Brief: Copy out the entries verbatim, everything from the line containing "paragraph-1: （一）建议各地教育行政部门充分发挥《标准》的引领和导向作用，将 STEM" down to the line containing "bbox=[81, 124, 934, 207]", with both of those lines included and nothing else.

******************************

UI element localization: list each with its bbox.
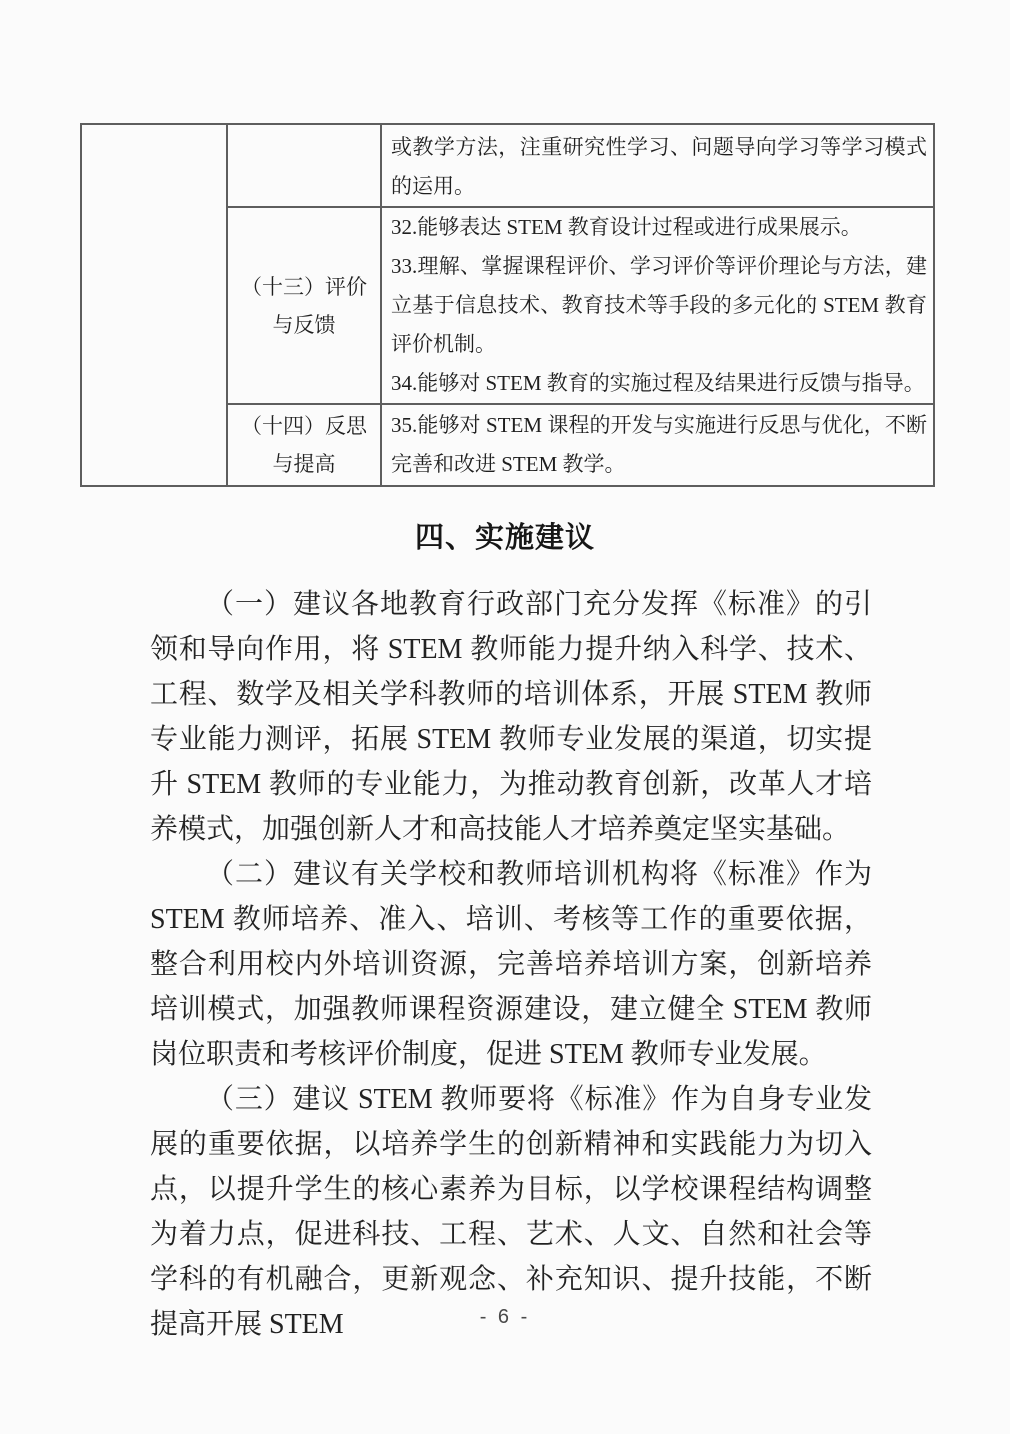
paragraph-1: （一）建议各地教育行政部门充分发挥《标准》的引领和导向作用，将 STEM 教师能… bbox=[150, 582, 872, 852]
label-line: 与提高 bbox=[230, 445, 378, 483]
label-line: （十三）评价 bbox=[230, 268, 378, 306]
table-item: 33.理解、掌握课程评价、学习评价等评价理论与方法，建立基于信息技术、教育技术等… bbox=[391, 247, 927, 364]
label-line: 与反馈 bbox=[230, 306, 378, 344]
table-item: 34.能够对 STEM 教育的实施过程及结果进行反馈与指导。 bbox=[391, 364, 927, 403]
label-line: （十四）反思 bbox=[230, 407, 378, 445]
table-cell-label-13: （十三）评价 与反馈 bbox=[227, 207, 381, 404]
table-cell-content: 或教学方法，注重研究性学习、问题导向学习等学习模式的运用。 bbox=[381, 124, 934, 207]
table-cell-content: 32.能够表达 STEM 教育设计过程或进行成果展示。 33.理解、掌握课程评价… bbox=[381, 207, 934, 404]
table-item: 35.能够对 STEM 课程的开发与实施进行反思与优化，不断完善和改进 STEM… bbox=[391, 406, 927, 484]
table-cell-label-empty bbox=[227, 124, 381, 207]
document-page: 或教学方法，注重研究性学习、问题导向学习等学习模式的运用。 （十三）评价 与反馈… bbox=[0, 0, 1010, 1434]
page-number: - 6 - bbox=[0, 1306, 1010, 1329]
table-cell-label-14: （十四）反思 与提高 bbox=[227, 404, 381, 486]
table-row: 或教学方法，注重研究性学习、问题导向学习等学习模式的运用。 bbox=[81, 124, 934, 207]
section-heading: 四、实施建议 bbox=[0, 515, 1010, 556]
table-cell-category-empty bbox=[81, 124, 227, 486]
table-cell-content: 35.能够对 STEM 课程的开发与实施进行反思与优化，不断完善和改进 STEM… bbox=[381, 404, 934, 486]
paragraph-2: （二）建议有关学校和教师培训机构将《标准》作为 STEM 教师培养、准入、培训、… bbox=[150, 852, 872, 1077]
body-text: （一）建议各地教育行政部门充分发挥《标准》的引领和导向作用，将 STEM 教师能… bbox=[150, 582, 872, 1347]
competency-table: 或教学方法，注重研究性学习、问题导向学习等学习模式的运用。 （十三）评价 与反馈… bbox=[80, 123, 935, 487]
table-item: 或教学方法，注重研究性学习、问题导向学习等学习模式的运用。 bbox=[391, 128, 927, 206]
table-item: 32.能够表达 STEM 教育设计过程或进行成果展示。 bbox=[391, 208, 927, 247]
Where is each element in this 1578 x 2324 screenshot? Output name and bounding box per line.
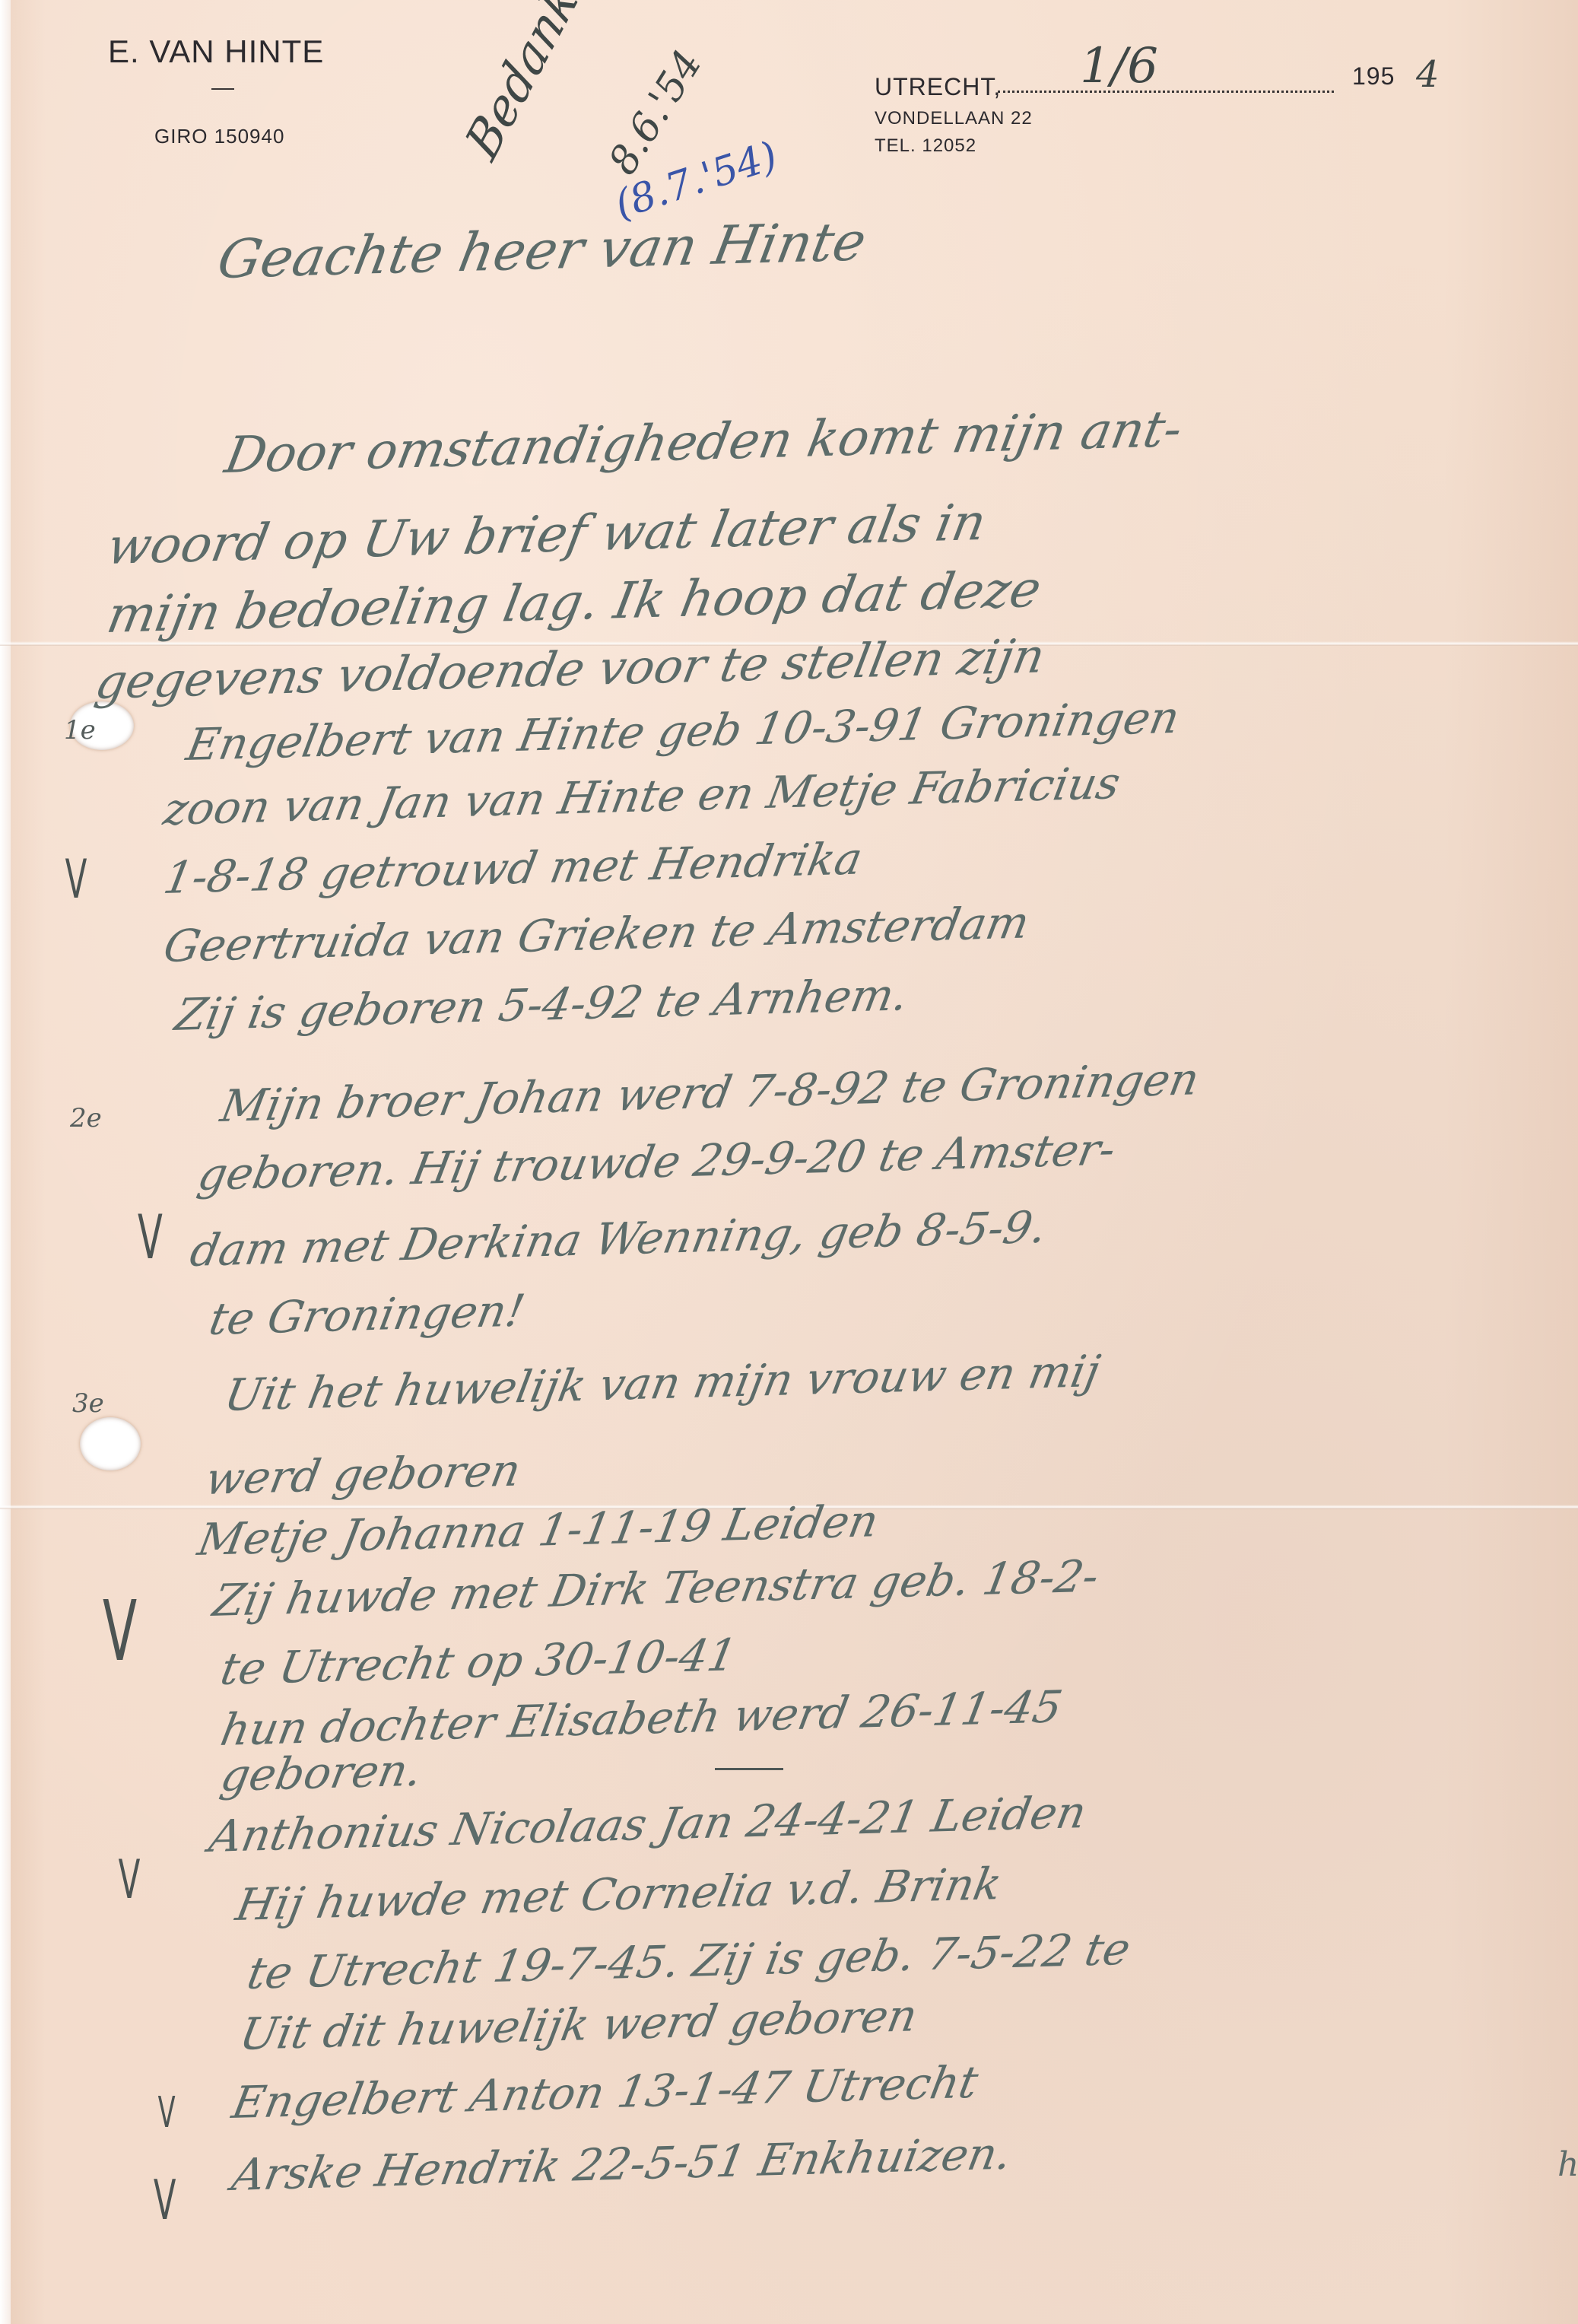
section-marker-3: 3e (72, 1388, 104, 1419)
child-2-line-2: Hij huwde met Cornelia v.d. Brink (232, 1858, 1005, 1931)
page-mark: h (1557, 2145, 1578, 2184)
section-2-line-2: geboren. Hij trouwde 29-9-20 te Amster- (194, 1124, 1119, 1200)
child-1-line-4: hun dochter Elisabeth werd 26-11-45 (217, 1680, 1066, 1756)
section-1-line-4: Geertruida van Grieken te Amsterdam (160, 896, 1033, 972)
grandchild-2: Arske Hendrik 22-5-51 Enkhuizen. (228, 2128, 1016, 2201)
letterhead-name: E. VAN HINTE (108, 33, 324, 70)
child-2-line-3: te Utrecht 19-7-45. Zij is geb. 7-5-22 t… (243, 1923, 1135, 1999)
letterhead-divider (211, 88, 234, 90)
section-separator (715, 1768, 783, 1770)
letter-date: 1/6 (1080, 38, 1158, 94)
child-1-line-2: Zij huwde met Dirk Teenstra geb. 18-2- (209, 1550, 1103, 1626)
opening-line-1: Door omstandigheden komt mijn ant- (221, 399, 1187, 485)
date-dotted-line (998, 91, 1334, 93)
child-2-line-4: Uit dit huwelijk werd geboren (236, 1989, 922, 2060)
section-2-line-4: te Groningen! (205, 1285, 529, 1345)
section-1-line-5: Zij is geboren 5-4-92 te Arnhem. (171, 968, 913, 1041)
letterhead-giro: GIRO 150940 (154, 125, 284, 148)
letterhead-phone: TEL. 12052 (875, 135, 976, 157)
section-1-line-2: zoon van Jan van Hinte en Metje Fabriciu… (160, 757, 1124, 835)
check-mark-icon: V (103, 1582, 137, 1680)
check-mark-icon: V (154, 2168, 176, 2232)
opening-line-2: woord op Uw brief wat later als in (103, 493, 991, 576)
check-mark-icon: V (138, 1202, 163, 1273)
section-marker-2: 2e (70, 1103, 102, 1133)
letter-year-suffix: 4 (1416, 53, 1440, 96)
child-1-line-5: geboren. (217, 1744, 426, 1801)
letterhead-address: VONDELLAAN 22 (875, 108, 1033, 129)
section-2-line-3: dam met Derkina Wenning, geb 8-5-9. (186, 1201, 1051, 1276)
answered-note: Bedankt (456, 0, 598, 170)
salutation: Geachte heer van Hinte (213, 210, 871, 291)
child-1-line-3: te Utrecht op 30-10-41 (217, 1629, 741, 1695)
punch-hole-lower (80, 1417, 141, 1470)
check-mark-icon: V (158, 2088, 176, 2138)
section-1-line-3: 1-8-18 getrouwd met Hendrika (160, 833, 866, 904)
section-3-line-2: werd geboren (202, 1445, 525, 1505)
letterhead-year-prefix: 195 (1352, 62, 1395, 91)
section-3-line-1: Uit het huwelijk van mijn vrouw en mij (221, 1345, 1104, 1421)
section-marker-1: 1e (64, 715, 96, 746)
section-1-line-1: Engelbert van Hinte geb 10-3-91 Groninge… (183, 691, 1183, 771)
grandchild-1: Engelbert Anton 13-1-47 Utrecht (228, 2056, 982, 2128)
check-mark-icon: V (65, 848, 87, 911)
paper-edge (0, 0, 11, 2324)
section-2-line-1: Mijn broer Johan werd 7-8-92 te Groninge… (217, 1053, 1203, 1132)
letterhead-city: UTRECHT, (875, 73, 1001, 101)
check-mark-icon: V (119, 1849, 141, 1911)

******************************

Result for this exercise:
paragraph-1: （一）建议各地教育行政部门充分发挥《标准》的引领和导向作用，将 STEM 教师能… bbox=[150, 582, 872, 852]
label-line: 与提高 bbox=[230, 445, 378, 483]
label-line: （十三）评价 bbox=[230, 268, 378, 306]
table-item: 33.理解、掌握课程评价、学习评价等评价理论与方法，建立基于信息技术、教育技术等… bbox=[391, 247, 927, 364]
label-line: 与反馈 bbox=[230, 306, 378, 344]
table-item: 34.能够对 STEM 教育的实施过程及结果进行反馈与指导。 bbox=[391, 364, 927, 403]
label-line: （十四）反思 bbox=[230, 407, 378, 445]
table-cell-label-13: （十三）评价 与反馈 bbox=[227, 207, 381, 404]
table-cell-content: 或教学方法，注重研究性学习、问题导向学习等学习模式的运用。 bbox=[381, 124, 934, 207]
table-cell-content: 32.能够表达 STEM 教育设计过程或进行成果展示。 33.理解、掌握课程评价… bbox=[381, 207, 934, 404]
table-item: 35.能够对 STEM 课程的开发与实施进行反思与优化，不断完善和改进 STEM… bbox=[391, 406, 927, 484]
table-cell-label-empty bbox=[227, 124, 381, 207]
document-page: 或教学方法，注重研究性学习、问题导向学习等学习模式的运用。 （十三）评价 与反馈… bbox=[0, 0, 1010, 1434]
page-number: - 6 - bbox=[0, 1306, 1010, 1329]
table-cell-label-14: （十四）反思 与提高 bbox=[227, 404, 381, 486]
table-row: 或教学方法，注重研究性学习、问题导向学习等学习模式的运用。 bbox=[81, 124, 934, 207]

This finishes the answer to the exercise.